> **WHAT IS NEEDED**
Search the data below for the word "Turizm" and copy each line that holds it.

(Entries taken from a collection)

## BEGIN

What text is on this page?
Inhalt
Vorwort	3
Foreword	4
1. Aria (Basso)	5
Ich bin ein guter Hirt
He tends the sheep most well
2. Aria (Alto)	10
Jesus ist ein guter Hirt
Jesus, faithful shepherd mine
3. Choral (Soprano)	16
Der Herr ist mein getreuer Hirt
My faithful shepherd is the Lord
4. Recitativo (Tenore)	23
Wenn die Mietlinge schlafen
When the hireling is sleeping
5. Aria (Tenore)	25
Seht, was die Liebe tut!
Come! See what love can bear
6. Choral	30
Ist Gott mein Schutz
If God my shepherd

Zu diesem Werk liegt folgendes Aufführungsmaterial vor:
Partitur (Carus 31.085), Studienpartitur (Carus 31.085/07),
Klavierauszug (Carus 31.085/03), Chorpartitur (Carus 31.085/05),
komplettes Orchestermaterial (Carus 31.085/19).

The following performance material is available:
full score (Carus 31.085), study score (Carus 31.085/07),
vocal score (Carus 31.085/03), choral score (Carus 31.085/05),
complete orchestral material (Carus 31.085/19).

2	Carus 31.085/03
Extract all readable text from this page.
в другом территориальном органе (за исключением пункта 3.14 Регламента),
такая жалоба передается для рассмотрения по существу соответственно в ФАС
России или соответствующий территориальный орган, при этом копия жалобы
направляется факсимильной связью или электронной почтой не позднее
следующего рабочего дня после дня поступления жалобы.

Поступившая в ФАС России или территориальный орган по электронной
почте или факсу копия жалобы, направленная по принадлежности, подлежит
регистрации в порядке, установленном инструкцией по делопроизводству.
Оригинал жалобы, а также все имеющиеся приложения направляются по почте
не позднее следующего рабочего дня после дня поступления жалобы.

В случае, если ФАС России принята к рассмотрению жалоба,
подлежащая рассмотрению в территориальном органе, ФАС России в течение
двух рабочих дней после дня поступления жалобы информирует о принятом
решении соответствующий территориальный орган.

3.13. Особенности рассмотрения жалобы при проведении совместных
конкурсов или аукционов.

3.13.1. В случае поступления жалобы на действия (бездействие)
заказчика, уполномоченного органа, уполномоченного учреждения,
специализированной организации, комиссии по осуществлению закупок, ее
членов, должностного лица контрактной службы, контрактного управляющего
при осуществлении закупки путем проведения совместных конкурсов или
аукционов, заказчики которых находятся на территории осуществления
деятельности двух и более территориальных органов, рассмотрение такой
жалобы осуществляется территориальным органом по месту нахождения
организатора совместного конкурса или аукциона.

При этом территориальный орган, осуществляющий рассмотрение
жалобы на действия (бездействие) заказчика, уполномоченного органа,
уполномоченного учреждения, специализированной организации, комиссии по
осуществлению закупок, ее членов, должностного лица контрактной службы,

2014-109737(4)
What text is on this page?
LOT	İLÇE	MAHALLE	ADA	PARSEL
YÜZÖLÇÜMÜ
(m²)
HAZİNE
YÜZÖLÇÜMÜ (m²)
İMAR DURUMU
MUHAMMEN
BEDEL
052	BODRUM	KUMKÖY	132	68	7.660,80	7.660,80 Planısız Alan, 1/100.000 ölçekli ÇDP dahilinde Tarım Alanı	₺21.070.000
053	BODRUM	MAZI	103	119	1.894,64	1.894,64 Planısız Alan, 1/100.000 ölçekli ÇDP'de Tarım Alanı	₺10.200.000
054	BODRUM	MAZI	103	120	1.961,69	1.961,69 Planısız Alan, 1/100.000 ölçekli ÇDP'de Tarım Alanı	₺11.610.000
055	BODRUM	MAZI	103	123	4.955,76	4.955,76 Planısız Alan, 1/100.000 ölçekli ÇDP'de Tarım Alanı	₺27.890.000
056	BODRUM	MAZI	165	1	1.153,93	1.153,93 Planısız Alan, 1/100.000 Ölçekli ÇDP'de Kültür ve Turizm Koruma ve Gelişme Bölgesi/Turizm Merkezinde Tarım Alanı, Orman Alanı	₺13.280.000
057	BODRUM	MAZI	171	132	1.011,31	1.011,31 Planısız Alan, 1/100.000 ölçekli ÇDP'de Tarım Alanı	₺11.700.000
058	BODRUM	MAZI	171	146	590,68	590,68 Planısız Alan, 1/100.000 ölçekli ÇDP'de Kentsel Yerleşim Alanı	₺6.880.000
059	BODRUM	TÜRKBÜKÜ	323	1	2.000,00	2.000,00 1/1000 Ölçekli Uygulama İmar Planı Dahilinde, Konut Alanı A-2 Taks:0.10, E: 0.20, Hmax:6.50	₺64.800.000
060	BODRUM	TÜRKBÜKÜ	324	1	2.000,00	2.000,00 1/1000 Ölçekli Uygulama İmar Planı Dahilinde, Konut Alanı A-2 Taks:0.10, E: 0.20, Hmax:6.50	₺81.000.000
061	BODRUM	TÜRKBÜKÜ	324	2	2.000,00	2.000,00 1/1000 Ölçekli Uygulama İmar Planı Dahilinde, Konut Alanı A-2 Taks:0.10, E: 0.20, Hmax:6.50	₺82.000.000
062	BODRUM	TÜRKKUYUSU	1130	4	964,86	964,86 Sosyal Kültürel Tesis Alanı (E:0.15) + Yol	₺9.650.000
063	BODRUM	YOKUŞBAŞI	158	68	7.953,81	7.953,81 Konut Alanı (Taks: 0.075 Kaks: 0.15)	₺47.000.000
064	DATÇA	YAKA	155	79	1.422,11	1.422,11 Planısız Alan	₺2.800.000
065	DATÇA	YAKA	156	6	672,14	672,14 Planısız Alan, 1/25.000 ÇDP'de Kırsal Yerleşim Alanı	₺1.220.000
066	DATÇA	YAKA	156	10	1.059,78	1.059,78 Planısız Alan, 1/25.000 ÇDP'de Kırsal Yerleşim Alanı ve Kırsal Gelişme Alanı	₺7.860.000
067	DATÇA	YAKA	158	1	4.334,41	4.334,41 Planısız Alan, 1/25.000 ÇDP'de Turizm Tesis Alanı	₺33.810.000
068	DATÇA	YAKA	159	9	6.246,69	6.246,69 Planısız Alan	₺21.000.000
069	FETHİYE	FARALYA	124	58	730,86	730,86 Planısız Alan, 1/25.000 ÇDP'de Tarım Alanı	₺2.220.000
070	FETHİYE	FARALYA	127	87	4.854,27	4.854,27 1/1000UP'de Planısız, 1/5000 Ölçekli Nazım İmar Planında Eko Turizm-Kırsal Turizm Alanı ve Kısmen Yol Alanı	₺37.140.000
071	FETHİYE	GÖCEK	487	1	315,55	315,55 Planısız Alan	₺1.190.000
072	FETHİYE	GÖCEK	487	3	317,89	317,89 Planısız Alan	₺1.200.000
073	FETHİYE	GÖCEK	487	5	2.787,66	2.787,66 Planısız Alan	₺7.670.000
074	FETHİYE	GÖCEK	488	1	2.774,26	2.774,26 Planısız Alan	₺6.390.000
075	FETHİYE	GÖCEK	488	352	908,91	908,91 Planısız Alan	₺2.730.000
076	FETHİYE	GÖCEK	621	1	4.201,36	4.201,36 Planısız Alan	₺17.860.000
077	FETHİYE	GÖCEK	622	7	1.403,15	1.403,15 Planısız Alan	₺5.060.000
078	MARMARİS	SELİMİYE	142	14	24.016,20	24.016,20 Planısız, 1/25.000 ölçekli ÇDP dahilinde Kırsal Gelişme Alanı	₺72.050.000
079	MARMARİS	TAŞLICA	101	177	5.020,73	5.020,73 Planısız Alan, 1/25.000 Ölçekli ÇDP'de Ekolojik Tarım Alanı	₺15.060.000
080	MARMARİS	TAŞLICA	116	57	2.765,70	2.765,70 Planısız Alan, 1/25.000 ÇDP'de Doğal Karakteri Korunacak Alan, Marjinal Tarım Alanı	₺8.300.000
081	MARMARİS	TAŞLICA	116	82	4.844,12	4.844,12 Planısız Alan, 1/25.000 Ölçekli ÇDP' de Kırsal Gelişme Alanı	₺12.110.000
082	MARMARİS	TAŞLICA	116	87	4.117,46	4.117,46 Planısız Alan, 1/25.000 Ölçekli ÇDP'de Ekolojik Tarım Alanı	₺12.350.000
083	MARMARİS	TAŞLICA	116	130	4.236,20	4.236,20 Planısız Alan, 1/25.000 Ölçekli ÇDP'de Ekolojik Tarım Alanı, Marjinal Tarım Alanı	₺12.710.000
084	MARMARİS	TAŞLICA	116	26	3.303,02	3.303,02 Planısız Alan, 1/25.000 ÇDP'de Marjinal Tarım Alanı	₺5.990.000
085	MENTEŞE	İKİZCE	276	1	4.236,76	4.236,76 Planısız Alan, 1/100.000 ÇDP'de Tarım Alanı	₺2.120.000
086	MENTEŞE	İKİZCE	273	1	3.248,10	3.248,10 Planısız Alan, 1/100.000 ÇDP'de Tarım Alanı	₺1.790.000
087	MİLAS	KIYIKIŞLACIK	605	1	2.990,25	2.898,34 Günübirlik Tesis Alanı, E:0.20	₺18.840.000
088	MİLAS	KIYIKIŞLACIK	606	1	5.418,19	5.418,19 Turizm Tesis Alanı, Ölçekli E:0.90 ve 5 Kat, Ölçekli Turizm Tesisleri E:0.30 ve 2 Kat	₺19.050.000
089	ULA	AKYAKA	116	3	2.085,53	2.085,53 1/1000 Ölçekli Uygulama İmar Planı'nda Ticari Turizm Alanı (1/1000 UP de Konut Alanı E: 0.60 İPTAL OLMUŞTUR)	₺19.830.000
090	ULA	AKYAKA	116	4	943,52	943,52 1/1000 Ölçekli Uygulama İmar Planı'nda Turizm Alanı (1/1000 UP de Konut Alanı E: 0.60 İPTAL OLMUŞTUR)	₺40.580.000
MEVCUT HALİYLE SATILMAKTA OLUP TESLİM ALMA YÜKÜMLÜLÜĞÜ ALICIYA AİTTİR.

## END

> **SOLVED PROBLEM**
056	BODRUM	MAZI	165	1	1.153,93	1.153,93 Planısız Alan, 1/100.000 Ölçekli ÇDP'de Kültür ve Turizm Koruma ve Gelişme Bölgesi/Turizm Merkezinde Tarım Alanı, Orman Alanı	₺13.280.000
067	DATÇA	YAKA	158	1	4.334,41	4.334,41 Planısız Alan, 1/25.000 ÇDP'de Turizm Tesis Alanı	₺33.810.000
070	FETHİYE	FARALYA	127	87	4.854,27	4.854,27 1/1000UP'de Planısız, 1/5000 Ölçekli Nazım İmar Planında Eko Turizm-Kırsal Turizm Alanı ve Kısmen Yol Alanı	₺37.140.000
088	MİLAS	KIYIKIŞLACIK	606	1	5.418,19	5.418,19 Turizm Tesis Alanı, Ölçekli E:0.90 ve 5 Kat, Ölçekli Turizm Tesisleri E:0.30 ve 2 Kat	₺19.050.000
089	ULA	AKYAKA	116	3	2.085,53	2.085,53 1/1000 Ölçekli Uygulama İmar Planı'nda Ticari Turizm Alanı (1/1000 UP de Konut Alanı E: 0.60 İPTAL OLMUŞTUR)	₺19.830.000
090	ULA	AKYAKA	116	4	943,52	943,52 1/1000 Ölçekli Uygulama İmar Planı'nda Turizm Alanı (1/1000 UP de Konut Alanı E: 0.60 İPTAL OLMUŞTUR)	₺40.580.000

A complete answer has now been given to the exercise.